Directions ->
Copy each of the items below word for word, keeping every line unchanged.

---------- Data for the task ----------

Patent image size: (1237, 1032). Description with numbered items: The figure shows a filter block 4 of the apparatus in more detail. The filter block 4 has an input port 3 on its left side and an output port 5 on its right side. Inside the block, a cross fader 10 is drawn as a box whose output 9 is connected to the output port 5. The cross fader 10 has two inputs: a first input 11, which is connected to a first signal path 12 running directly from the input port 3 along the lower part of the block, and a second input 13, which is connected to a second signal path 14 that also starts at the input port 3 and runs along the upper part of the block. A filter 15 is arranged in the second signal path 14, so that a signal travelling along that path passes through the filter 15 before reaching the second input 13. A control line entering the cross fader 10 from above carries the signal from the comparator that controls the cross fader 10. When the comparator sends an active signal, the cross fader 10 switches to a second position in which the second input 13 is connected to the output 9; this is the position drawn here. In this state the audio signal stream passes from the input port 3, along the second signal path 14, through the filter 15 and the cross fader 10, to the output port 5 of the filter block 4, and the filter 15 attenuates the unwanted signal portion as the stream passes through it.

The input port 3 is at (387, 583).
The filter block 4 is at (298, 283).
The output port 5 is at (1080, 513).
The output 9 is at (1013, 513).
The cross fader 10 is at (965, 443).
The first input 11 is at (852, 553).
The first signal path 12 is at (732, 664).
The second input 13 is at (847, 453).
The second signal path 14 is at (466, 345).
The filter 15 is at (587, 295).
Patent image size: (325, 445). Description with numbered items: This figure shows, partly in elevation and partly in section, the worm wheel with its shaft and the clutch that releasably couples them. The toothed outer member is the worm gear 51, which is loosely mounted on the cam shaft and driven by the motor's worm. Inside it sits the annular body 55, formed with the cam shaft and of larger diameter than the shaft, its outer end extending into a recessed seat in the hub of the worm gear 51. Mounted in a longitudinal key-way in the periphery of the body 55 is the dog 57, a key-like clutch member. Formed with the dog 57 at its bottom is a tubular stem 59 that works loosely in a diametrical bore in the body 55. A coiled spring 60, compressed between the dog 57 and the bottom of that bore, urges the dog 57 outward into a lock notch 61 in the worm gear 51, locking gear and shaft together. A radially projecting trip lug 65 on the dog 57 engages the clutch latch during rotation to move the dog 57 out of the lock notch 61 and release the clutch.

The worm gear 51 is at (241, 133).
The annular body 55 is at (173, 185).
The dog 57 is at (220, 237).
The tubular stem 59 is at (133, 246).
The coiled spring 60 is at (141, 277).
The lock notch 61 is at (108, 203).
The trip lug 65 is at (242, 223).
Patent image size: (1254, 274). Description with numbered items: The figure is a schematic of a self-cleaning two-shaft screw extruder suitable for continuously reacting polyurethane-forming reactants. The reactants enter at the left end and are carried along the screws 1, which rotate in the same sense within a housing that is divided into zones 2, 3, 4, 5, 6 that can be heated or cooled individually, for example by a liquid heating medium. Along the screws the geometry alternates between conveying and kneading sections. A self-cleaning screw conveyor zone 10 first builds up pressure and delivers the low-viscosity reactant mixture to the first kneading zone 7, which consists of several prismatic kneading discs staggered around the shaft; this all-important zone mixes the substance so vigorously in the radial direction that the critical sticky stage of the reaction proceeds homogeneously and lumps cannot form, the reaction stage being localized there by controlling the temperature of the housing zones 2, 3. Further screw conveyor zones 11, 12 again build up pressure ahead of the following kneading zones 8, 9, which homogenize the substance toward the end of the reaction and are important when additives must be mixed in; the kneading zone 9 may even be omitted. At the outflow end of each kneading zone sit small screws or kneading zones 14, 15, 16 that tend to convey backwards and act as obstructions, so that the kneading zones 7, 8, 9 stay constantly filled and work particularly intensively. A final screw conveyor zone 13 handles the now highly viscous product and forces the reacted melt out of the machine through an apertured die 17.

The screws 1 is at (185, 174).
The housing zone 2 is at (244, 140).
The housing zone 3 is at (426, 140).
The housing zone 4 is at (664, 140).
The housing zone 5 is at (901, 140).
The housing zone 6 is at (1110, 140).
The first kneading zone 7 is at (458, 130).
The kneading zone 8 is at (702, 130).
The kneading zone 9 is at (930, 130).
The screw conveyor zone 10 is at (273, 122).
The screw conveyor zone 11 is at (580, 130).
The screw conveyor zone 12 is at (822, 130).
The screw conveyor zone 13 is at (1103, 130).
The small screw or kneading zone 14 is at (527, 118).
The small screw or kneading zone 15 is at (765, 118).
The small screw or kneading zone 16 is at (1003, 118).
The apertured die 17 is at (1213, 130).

----------

Written response ->
Patent image size: (1237, 1032). Description with numbered items: The figure shows a filter block 4 of the apparatus in more detail. The filter block 4 has an input port 3 on its left side and an output port 5 on its right side. Inside the block, a cross fader 10 is drawn as a box whose output 9 is connected to the output port 5. The cross fader 10 has two inputs: a first input 11, which is connected to a first signal path 12 running directly from the input port 3 along the lower part of the block, and a second input 13, which is connected to a second signal path 14 that also starts at the input port 3 and runs along the upper part of the block. A filter 15 is arranged in the second signal path 14, so that a signal travelling along that path passes through the filter 15 before reaching the second input 13. A control line entering the cross fader 10 from above carries the signal from the comparator that controls the cross fader 10. When the comparator sends an active signal, the cross fader 10 switches to a second position in which the second input 13 is connected to the output 9; this is the position drawn here. In this state the audio signal stream passes from the input port 3, along the second signal path 14, through the filter 15 and the cross fader 10, to the output port 5 of the filter block 4, and the filter 15 attenuates the unwanted signal portion as the stream passes through it.

The input port 3 is at (387, 583).
The filter block 4 is at (298, 283).
The output port 5 is at (1080, 513).
The output 9 is at (1013, 513).
The cross fader 10 is at (965, 443).
The first input 11 is at (852, 553).
The first signal path 12 is at (732, 664).
The second input 13 is at (847, 453).
The second signal path 14 is at (466, 345).
The filter 15 is at (587, 295).
Patent image size: (325, 445). Description with numbered items: This figure shows, partly in elevation and partly in section, the worm wheel with its shaft and the clutch that releasably couples them. The toothed outer member is the worm gear 51, which is loosely mounted on the cam shaft and driven by the motor's worm. Inside it sits the annular body 55, formed with the cam shaft and of larger diameter than the shaft, its outer end extending into a recessed seat in the hub of the worm gear 51. Mounted in a longitudinal key-way in the periphery of the body 55 is the dog 57, a key-like clutch member. Formed with the dog 57 at its bottom is a tubular stem 59 that works loosely in a diametrical bore in the body 55. A coiled spring 60, compressed between the dog 57 and the bottom of that bore, urges the dog 57 outward into a lock notch 61 in the worm gear 51, locking gear and shaft together. A radially projecting trip lug 65 on the dog 57 engages the clutch latch during rotation to move the dog 57 out of the lock notch 61 and release the clutch.

The worm gear 51 is at (241, 133).
The annular body 55 is at (173, 185).
The dog 57 is at (220, 237).
The tubular stem 59 is at (133, 246).
The coiled spring 60 is at (141, 277).
The lock notch 61 is at (108, 203).
The trip lug 65 is at (242, 223).
Patent image size: (1254, 274). Description with numbered items: The figure is a schematic of a self-cleaning two-shaft screw extruder suitable for continuously reacting polyurethane-forming reactants. The reactants enter at the left end and are carried along the screws 1, which rotate in the same sense within a housing that is divided into zones 2, 3, 4, 5, 6 that can be heated or cooled individually, for example by a liquid heating medium. Along the screws the geometry alternates between conveying and kneading sections. A self-cleaning screw conveyor zone 10 first builds up pressure and delivers the low-viscosity reactant mixture to the first kneading zone 7, which consists of several prismatic kneading discs staggered around the shaft; this all-important zone mixes the substance so vigorously in the radial direction that the critical sticky stage of the reaction proceeds homogeneously and lumps cannot form, the reaction stage being localized there by controlling the temperature of the housing zones 2, 3. Further screw conveyor zones 11, 12 again build up pressure ahead of the following kneading zones 8, 9, which homogenize the substance toward the end of the reaction and are important when additives must be mixed in; the kneading zone 9 may even be omitted. At the outflow end of each kneading zone sit small screws or kneading zones 14, 15, 16 that tend to convey backwards and act as obstructions, so that the kneading zones 7, 8, 9 stay constantly filled and work particularly intensively. A final screw conveyor zone 13 handles the now highly viscous product and forces the reacted melt out of the machine through an apertured die 17.

The screws 1 is at (185, 174).
The housing zone 2 is at (244, 140).
The housing zone 3 is at (426, 140).
The housing zone 4 is at (664, 140).
The housing zone 5 is at (901, 140).
The housing zone 6 is at (1110, 140).
The first kneading zone 7 is at (458, 130).
The kneading zone 8 is at (702, 130).
The kneading zone 9 is at (930, 130).
The screw conveyor zone 10 is at (273, 122).
The screw conveyor zone 11 is at (580, 130).
The screw conveyor zone 12 is at (822, 130).
The screw conveyor zone 13 is at (1103, 130).
The small screw or kneading zone 14 is at (527, 118).
The small screw or kneading zone 15 is at (765, 118).
The small screw or kneading zone 16 is at (1003, 118).
The apertured die 17 is at (1213, 130).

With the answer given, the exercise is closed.